Entries provided
+ + +
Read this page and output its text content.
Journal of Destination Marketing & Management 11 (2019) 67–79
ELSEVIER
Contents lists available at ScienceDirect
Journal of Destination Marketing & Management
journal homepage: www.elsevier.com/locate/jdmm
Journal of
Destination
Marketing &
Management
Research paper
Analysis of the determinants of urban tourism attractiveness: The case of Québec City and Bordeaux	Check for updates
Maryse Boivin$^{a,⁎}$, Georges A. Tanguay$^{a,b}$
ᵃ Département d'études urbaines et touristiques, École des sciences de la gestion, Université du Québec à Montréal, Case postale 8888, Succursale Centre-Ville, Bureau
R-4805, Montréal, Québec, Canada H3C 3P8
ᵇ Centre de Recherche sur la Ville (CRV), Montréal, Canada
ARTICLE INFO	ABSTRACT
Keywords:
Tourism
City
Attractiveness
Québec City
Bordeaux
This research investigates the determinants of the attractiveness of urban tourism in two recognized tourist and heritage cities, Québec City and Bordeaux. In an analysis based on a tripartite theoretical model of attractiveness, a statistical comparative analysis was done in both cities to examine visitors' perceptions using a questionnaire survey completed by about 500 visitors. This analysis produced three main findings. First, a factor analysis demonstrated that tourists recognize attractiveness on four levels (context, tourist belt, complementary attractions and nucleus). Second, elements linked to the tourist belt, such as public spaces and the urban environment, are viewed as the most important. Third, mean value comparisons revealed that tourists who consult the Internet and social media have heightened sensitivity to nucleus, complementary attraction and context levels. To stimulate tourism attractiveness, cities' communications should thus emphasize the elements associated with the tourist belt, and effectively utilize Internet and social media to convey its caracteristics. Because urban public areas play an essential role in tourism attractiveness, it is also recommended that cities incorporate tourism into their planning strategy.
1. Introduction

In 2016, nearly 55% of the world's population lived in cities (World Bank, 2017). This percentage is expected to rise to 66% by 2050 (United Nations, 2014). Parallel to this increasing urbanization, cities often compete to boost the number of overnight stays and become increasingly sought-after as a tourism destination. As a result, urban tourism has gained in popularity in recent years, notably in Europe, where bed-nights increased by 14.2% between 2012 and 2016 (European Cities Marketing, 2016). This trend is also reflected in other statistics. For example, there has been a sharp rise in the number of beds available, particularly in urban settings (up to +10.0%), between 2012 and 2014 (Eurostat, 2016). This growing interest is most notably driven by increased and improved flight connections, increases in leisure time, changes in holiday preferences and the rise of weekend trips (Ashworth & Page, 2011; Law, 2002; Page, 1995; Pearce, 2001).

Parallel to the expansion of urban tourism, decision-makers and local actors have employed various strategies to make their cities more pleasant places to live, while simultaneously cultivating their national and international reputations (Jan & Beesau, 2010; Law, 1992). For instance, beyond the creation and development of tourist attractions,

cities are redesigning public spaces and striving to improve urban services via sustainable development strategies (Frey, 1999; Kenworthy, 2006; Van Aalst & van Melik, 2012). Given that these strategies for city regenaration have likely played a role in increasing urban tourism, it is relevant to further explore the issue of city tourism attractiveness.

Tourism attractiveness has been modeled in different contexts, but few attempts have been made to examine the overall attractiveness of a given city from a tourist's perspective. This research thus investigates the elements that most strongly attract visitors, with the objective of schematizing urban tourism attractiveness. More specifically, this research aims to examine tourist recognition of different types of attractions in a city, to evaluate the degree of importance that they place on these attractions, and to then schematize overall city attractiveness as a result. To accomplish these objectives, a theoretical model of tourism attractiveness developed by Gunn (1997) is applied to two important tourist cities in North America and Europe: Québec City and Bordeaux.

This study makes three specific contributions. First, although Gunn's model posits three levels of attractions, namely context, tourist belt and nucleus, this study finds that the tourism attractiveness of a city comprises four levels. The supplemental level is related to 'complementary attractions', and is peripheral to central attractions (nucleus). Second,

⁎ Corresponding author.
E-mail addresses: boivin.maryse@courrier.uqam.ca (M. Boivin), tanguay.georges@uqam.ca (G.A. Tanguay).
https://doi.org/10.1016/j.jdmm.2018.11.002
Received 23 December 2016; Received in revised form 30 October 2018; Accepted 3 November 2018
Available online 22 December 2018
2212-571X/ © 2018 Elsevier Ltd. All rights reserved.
+ + +
Set task
Above are the records; copy all of them exactly.

Solution to the exercise
Read this page and output its text content.
Journal of Destination Marketing & Management 11 (2019) 67–79
ELSEVIER
Contents lists available at ScienceDirect
Journal of Destination Marketing & Management
journal homepage: www.elsevier.com/locate/jdmm
Journal of
Destination
Marketing &
Management
Research paper
Analysis of the determinants of urban tourism attractiveness: The case of Québec City and Bordeaux	Check for updates
Maryse Boivin$^{a,⁎}$, Georges A. Tanguay$^{a,b}$
ᵃ Département d'études urbaines et touristiques, École des sciences de la gestion, Université du Québec à Montréal, Case postale 8888, Succursale Centre-Ville, Bureau
R-4805, Montréal, Québec, Canada H3C 3P8
ᵇ Centre de Recherche sur la Ville (CRV), Montréal, Canada
ARTICLE INFO	ABSTRACT
Keywords:
Tourism
City
Attractiveness
Québec City
Bordeaux
This research investigates the determinants of the attractiveness of urban tourism in two recognized tourist and heritage cities, Québec City and Bordeaux. In an analysis based on a tripartite theoretical model of attractiveness, a statistical comparative analysis was done in both cities to examine visitors' perceptions using a questionnaire survey completed by about 500 visitors. This analysis produced three main findings. First, a factor analysis demonstrated that tourists recognize attractiveness on four levels (context, tourist belt, complementary attractions and nucleus). Second, elements linked to the tourist belt, such as public spaces and the urban environment, are viewed as the most important. Third, mean value comparisons revealed that tourists who consult the Internet and social media have heightened sensitivity to nucleus, complementary attraction and context levels. To stimulate tourism attractiveness, cities' communications should thus emphasize the elements associated with the tourist belt, and effectively utilize Internet and social media to convey its caracteristics. Because urban public areas play an essential role in tourism attractiveness, it is also recommended that cities incorporate tourism into their planning strategy.
1. Introduction

In 2016, nearly 55% of the world's population lived in cities (World Bank, 2017). This percentage is expected to rise to 66% by 2050 (United Nations, 2014). Parallel to this increasing urbanization, cities often compete to boost the number of overnight stays and become increasingly sought-after as a tourism destination. As a result, urban tourism has gained in popularity in recent years, notably in Europe, where bed-nights increased by 14.2% between 2012 and 2016 (European Cities Marketing, 2016). This trend is also reflected in other statistics. For example, there has been a sharp rise in the number of beds available, particularly in urban settings (up to +10.0%), between 2012 and 2014 (Eurostat, 2016). This growing interest is most notably driven by increased and improved flight connections, increases in leisure time, changes in holiday preferences and the rise of weekend trips (Ashworth & Page, 2011; Law, 2002; Page, 1995; Pearce, 2001).

Parallel to the expansion of urban tourism, decision-makers and local actors have employed various strategies to make their cities more pleasant places to live, while simultaneously cultivating their national and international reputations (Jan & Beesau, 2010; Law, 1992). For instance, beyond the creation and development of tourist attractions,

cities are redesigning public spaces and striving to improve urban services via sustainable development strategies (Frey, 1999; Kenworthy, 2006; Van Aalst & van Melik, 2012). Given that these strategies for city regenaration have likely played a role in increasing urban tourism, it is relevant to further explore the issue of city tourism attractiveness.

Tourism attractiveness has been modeled in different contexts, but few attempts have been made to examine the overall attractiveness of a given city from a tourist's perspective. This research thus investigates the elements that most strongly attract visitors, with the objective of schematizing urban tourism attractiveness. More specifically, this research aims to examine tourist recognition of different types of attractions in a city, to evaluate the degree of importance that they place on these attractions, and to then schematize overall city attractiveness as a result. To accomplish these objectives, a theoretical model of tourism attractiveness developed by Gunn (1997) is applied to two important tourist cities in North America and Europe: Québec City and Bordeaux.

This study makes three specific contributions. First, although Gunn's model posits three levels of attractions, namely context, tourist belt and nucleus, this study finds that the tourism attractiveness of a city comprises four levels. The supplemental level is related to 'complementary attractions', and is peripheral to central attractions (nucleus). Second,

⁎ Corresponding author.
E-mail addresses: boivin.maryse@courrier.uqam.ca (M. Boivin), tanguay.georges@uqam.ca (G.A. Tanguay).
https://doi.org/10.1016/j.jdmm.2018.11.002
Received 23 December 2016; Received in revised form 30 October 2018; Accepted 3 November 2018
Available online 22 December 2018
2212-571X/ © 2018 Elsevier Ltd. All rights reserved.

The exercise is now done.